▶ [Task requirements] Among the lines below, count those with "Management". Give the total alone.

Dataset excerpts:
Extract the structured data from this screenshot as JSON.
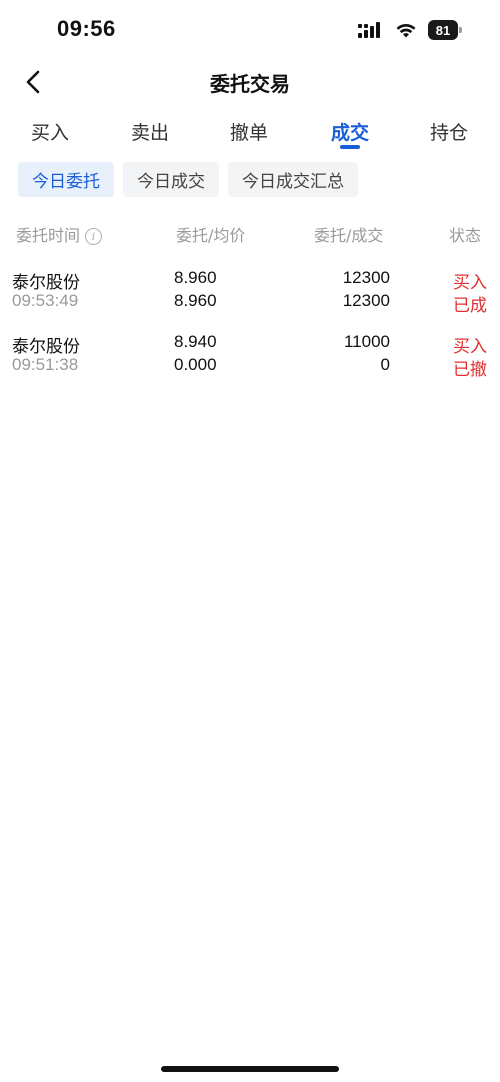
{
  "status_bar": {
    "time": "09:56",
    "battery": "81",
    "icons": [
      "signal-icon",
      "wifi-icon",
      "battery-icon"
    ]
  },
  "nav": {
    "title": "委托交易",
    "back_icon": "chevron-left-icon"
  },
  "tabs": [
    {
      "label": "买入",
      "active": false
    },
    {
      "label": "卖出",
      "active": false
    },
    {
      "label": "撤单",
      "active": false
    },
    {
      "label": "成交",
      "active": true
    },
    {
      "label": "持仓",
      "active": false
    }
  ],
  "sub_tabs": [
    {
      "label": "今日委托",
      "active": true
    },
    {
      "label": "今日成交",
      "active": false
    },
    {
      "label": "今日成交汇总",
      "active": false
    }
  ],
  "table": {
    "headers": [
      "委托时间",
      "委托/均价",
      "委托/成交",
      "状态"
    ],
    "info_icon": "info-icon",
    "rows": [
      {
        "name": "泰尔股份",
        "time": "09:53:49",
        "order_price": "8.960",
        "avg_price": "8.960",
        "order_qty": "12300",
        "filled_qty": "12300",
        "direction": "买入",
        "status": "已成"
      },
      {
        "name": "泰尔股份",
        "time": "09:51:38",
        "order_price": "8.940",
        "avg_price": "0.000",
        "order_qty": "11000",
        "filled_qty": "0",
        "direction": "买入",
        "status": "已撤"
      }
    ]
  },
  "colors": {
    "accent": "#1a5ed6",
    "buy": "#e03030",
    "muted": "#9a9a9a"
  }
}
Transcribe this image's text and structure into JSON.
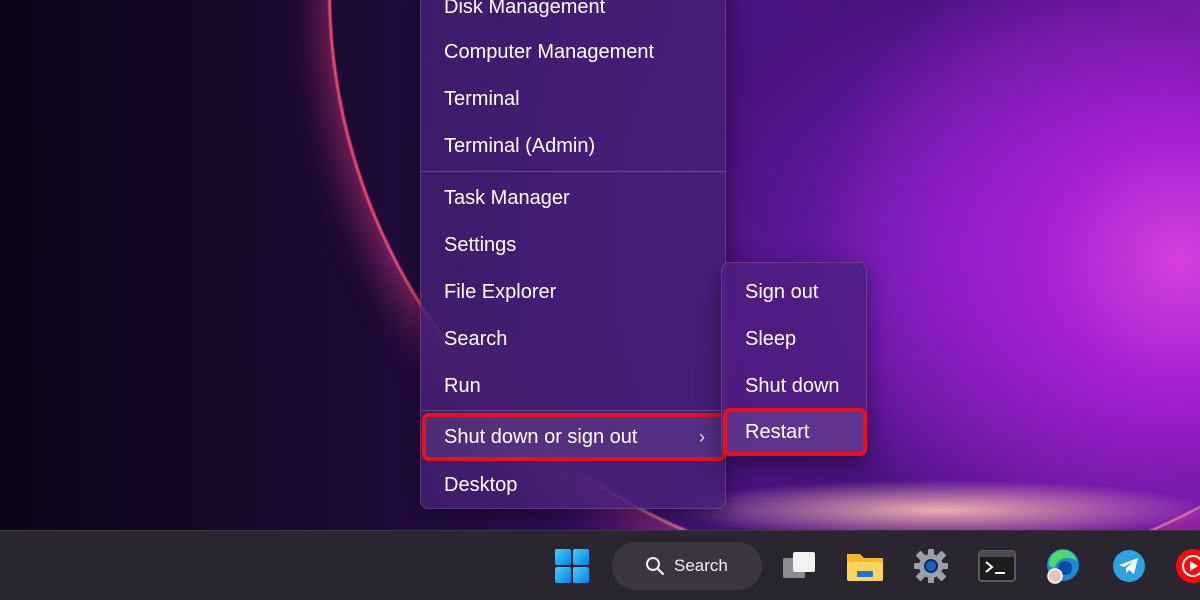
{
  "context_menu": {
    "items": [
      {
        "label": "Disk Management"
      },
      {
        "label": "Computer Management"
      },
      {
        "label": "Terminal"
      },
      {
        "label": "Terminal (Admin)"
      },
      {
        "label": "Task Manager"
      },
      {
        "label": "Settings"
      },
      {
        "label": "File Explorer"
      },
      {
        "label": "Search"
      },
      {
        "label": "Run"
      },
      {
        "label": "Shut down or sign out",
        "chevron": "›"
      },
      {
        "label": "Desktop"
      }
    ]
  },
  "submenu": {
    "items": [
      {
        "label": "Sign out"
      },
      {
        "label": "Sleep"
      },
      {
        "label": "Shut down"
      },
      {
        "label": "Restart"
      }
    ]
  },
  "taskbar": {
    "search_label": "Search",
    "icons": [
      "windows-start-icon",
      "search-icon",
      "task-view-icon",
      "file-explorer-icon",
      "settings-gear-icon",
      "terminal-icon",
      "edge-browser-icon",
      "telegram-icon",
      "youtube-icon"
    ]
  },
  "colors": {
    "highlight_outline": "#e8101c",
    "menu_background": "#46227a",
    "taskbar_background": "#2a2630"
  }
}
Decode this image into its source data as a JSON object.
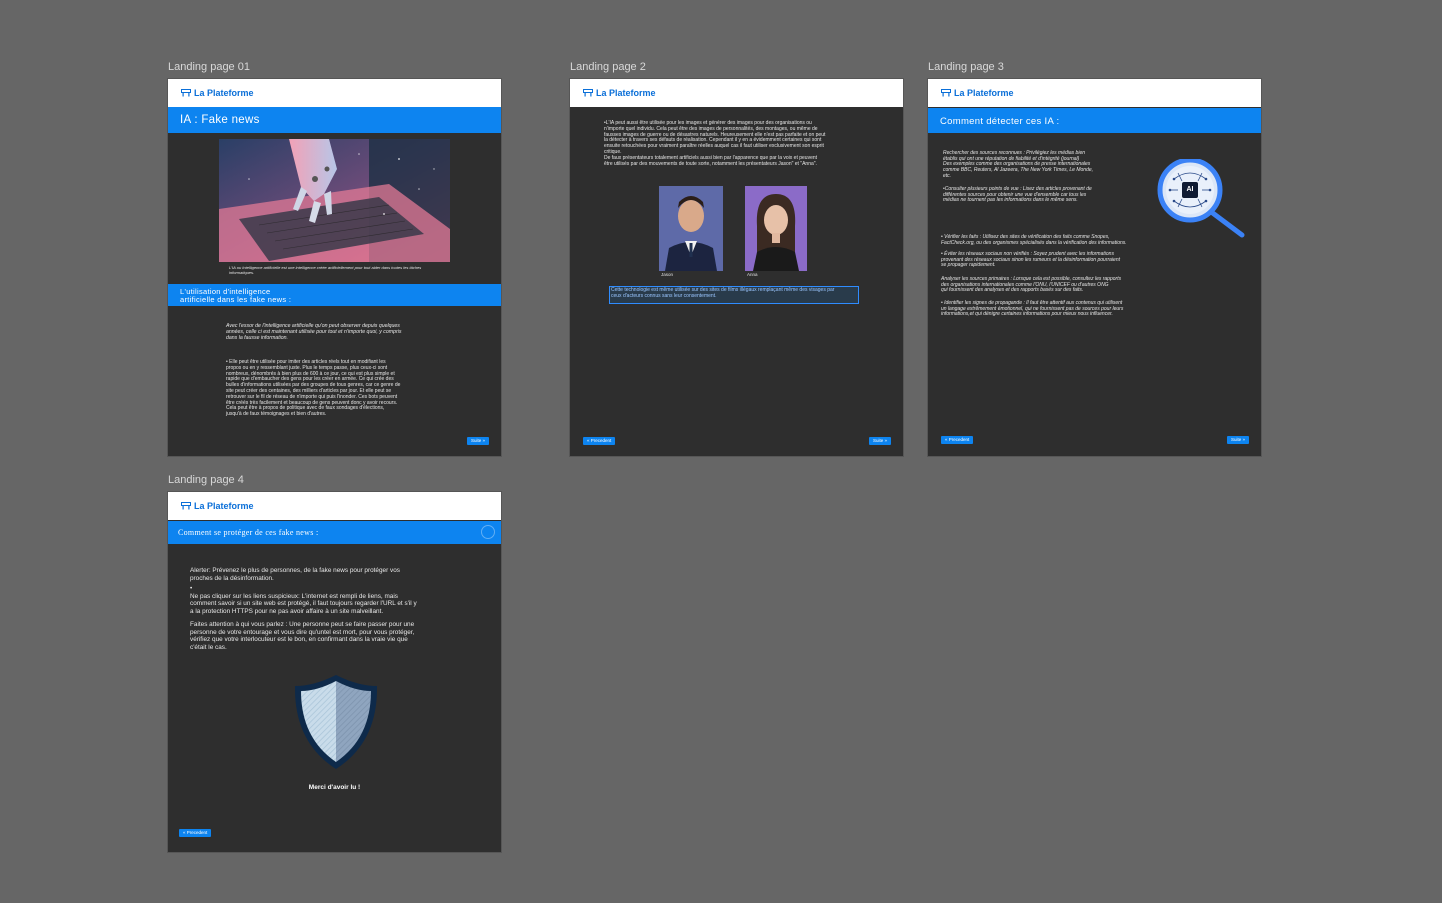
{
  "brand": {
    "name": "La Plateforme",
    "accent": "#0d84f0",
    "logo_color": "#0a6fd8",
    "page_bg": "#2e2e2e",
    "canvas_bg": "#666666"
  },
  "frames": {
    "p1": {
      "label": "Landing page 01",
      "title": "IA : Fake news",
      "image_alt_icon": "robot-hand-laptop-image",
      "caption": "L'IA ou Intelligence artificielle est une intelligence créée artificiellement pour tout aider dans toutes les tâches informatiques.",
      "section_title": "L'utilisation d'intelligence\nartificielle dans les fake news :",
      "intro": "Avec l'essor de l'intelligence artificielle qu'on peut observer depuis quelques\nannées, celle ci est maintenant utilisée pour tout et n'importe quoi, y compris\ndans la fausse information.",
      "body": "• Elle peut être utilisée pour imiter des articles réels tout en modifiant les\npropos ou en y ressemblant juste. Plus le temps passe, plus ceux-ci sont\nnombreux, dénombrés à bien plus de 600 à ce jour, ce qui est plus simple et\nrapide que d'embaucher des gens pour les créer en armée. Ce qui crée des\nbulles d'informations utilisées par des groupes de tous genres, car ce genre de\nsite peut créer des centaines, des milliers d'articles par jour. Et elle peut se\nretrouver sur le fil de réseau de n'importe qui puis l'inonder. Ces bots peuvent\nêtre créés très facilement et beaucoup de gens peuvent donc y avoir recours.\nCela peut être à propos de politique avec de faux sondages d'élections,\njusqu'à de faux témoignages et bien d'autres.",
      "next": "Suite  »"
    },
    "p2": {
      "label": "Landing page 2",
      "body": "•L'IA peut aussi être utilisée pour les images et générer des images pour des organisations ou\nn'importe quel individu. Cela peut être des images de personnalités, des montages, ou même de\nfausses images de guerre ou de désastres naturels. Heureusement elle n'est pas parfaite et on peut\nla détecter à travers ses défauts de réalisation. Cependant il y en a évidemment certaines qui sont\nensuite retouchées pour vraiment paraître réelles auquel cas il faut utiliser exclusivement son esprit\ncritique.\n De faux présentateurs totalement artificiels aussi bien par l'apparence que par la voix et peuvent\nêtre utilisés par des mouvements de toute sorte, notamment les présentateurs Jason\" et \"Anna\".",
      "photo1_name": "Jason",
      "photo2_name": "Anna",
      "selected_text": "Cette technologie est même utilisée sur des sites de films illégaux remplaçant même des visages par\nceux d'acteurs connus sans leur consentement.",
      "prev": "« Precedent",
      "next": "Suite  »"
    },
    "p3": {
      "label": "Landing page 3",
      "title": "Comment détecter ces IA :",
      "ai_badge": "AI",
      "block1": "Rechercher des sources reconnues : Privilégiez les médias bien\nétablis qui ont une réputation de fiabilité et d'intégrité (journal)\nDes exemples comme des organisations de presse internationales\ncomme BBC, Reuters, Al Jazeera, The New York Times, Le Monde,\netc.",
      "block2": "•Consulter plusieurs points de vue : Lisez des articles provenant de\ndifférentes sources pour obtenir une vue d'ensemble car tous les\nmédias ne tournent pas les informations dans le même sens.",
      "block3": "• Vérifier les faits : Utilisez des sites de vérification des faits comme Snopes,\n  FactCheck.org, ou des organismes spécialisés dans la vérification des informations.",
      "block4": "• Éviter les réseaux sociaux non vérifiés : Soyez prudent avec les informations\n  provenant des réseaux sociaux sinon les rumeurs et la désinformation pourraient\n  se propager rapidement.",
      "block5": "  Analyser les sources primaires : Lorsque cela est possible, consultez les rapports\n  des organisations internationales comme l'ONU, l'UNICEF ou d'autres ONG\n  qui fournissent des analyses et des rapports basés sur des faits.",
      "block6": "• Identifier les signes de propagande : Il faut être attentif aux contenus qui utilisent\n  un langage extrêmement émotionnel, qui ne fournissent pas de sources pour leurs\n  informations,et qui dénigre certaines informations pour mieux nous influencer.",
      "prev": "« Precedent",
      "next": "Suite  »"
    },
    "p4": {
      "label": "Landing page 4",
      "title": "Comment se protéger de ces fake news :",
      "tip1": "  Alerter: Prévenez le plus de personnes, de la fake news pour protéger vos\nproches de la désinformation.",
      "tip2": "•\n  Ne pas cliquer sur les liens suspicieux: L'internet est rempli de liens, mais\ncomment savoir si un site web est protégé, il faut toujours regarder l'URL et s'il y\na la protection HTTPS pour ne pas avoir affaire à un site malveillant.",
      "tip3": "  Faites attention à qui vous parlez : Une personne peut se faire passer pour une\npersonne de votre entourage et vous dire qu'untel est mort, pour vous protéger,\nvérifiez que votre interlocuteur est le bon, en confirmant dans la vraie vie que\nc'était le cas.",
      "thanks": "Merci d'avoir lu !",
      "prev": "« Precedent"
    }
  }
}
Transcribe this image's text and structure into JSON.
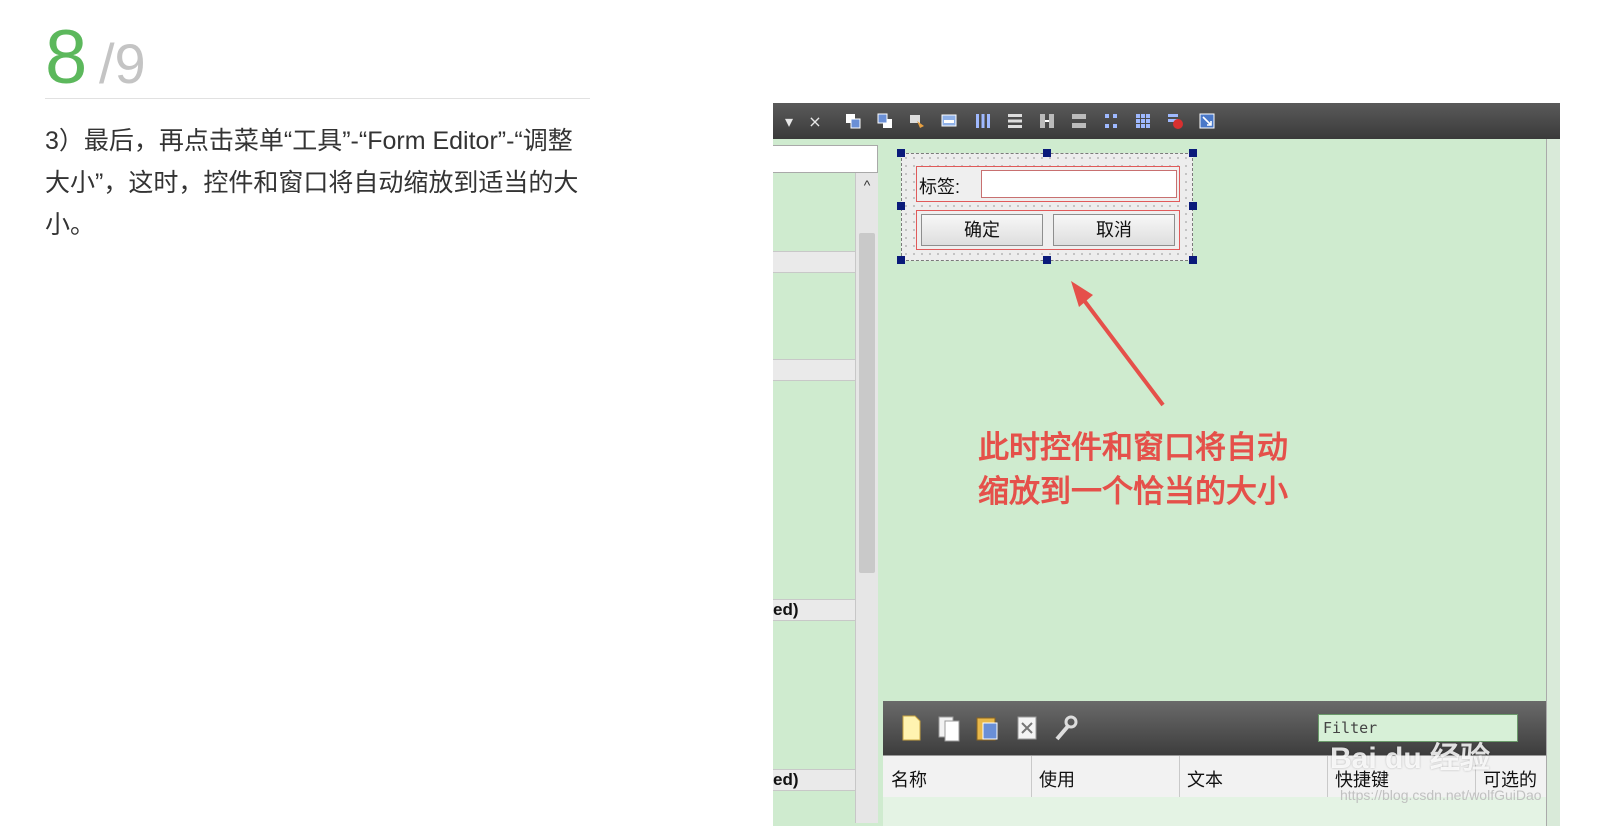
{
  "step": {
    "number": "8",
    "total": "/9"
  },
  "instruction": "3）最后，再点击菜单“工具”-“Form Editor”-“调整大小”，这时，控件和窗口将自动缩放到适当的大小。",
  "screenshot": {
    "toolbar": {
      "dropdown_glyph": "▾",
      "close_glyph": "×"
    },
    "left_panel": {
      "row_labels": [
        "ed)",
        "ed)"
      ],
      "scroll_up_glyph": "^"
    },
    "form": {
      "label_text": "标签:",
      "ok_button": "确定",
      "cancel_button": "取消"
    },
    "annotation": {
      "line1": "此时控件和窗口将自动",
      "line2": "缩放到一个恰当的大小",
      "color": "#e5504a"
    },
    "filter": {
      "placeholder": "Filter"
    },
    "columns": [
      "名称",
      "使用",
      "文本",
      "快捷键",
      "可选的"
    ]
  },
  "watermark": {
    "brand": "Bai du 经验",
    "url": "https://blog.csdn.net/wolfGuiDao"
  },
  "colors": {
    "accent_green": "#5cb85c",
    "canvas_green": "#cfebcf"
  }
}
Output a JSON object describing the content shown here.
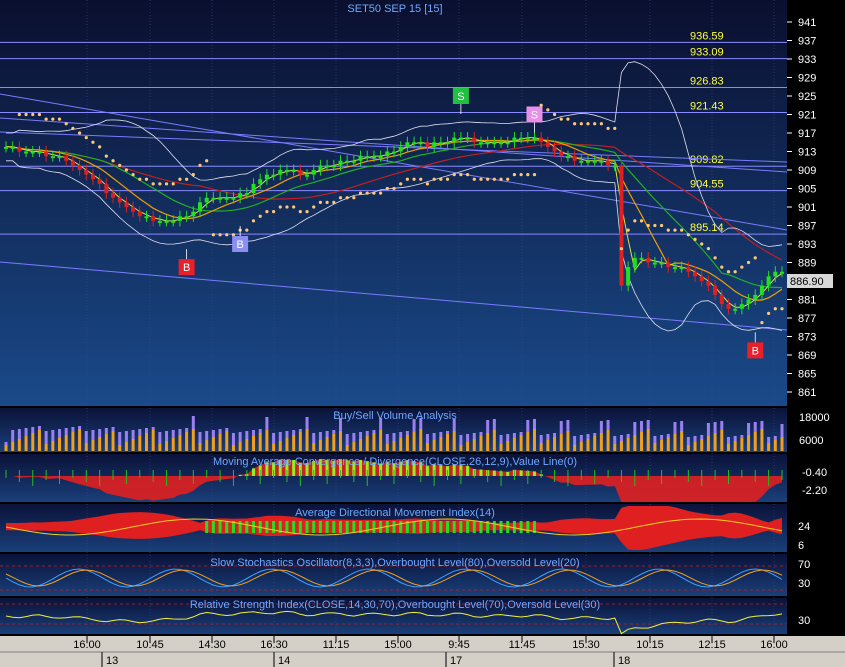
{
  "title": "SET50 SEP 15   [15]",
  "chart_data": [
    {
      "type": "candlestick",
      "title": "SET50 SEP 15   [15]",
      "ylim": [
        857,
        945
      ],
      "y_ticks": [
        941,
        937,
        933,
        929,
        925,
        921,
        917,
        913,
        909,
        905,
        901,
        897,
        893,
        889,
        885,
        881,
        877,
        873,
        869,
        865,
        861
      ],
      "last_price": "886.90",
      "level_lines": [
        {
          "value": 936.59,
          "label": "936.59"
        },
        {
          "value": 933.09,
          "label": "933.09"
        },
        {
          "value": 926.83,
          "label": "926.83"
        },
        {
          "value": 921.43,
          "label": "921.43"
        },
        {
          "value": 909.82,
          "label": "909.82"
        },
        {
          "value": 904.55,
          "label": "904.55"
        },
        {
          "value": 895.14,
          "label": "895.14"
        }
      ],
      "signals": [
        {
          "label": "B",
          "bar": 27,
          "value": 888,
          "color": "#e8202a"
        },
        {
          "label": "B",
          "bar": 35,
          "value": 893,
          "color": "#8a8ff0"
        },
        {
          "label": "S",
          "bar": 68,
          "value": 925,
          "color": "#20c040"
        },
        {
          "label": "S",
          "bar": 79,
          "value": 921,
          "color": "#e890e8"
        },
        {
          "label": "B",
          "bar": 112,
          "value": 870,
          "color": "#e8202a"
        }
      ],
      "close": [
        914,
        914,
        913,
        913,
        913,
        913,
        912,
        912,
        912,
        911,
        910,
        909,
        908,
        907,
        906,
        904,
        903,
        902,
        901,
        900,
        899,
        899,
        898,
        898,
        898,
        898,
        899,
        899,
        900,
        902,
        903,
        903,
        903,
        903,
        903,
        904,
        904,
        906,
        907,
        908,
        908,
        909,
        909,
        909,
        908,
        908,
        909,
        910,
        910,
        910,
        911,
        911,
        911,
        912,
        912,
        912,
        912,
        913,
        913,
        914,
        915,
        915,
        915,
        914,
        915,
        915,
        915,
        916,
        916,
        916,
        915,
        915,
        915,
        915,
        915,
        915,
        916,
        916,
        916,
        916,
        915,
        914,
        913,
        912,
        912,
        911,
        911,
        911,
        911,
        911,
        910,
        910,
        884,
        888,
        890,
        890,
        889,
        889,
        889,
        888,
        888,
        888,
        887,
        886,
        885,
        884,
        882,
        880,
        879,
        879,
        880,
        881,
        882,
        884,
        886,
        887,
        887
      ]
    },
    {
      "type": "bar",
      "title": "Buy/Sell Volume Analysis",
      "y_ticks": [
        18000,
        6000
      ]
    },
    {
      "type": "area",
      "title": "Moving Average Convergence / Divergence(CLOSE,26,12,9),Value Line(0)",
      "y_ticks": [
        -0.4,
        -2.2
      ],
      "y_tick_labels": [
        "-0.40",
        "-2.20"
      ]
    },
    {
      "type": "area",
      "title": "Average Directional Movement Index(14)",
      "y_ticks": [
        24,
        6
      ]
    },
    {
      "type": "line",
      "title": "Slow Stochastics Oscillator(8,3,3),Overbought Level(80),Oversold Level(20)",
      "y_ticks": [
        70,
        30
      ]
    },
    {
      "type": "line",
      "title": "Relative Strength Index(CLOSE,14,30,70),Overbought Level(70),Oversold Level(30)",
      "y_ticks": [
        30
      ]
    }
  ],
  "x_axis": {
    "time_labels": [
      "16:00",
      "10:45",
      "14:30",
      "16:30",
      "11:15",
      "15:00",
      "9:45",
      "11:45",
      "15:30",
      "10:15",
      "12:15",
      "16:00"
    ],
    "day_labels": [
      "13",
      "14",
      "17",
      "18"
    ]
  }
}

▶ [Response to the exercise] 2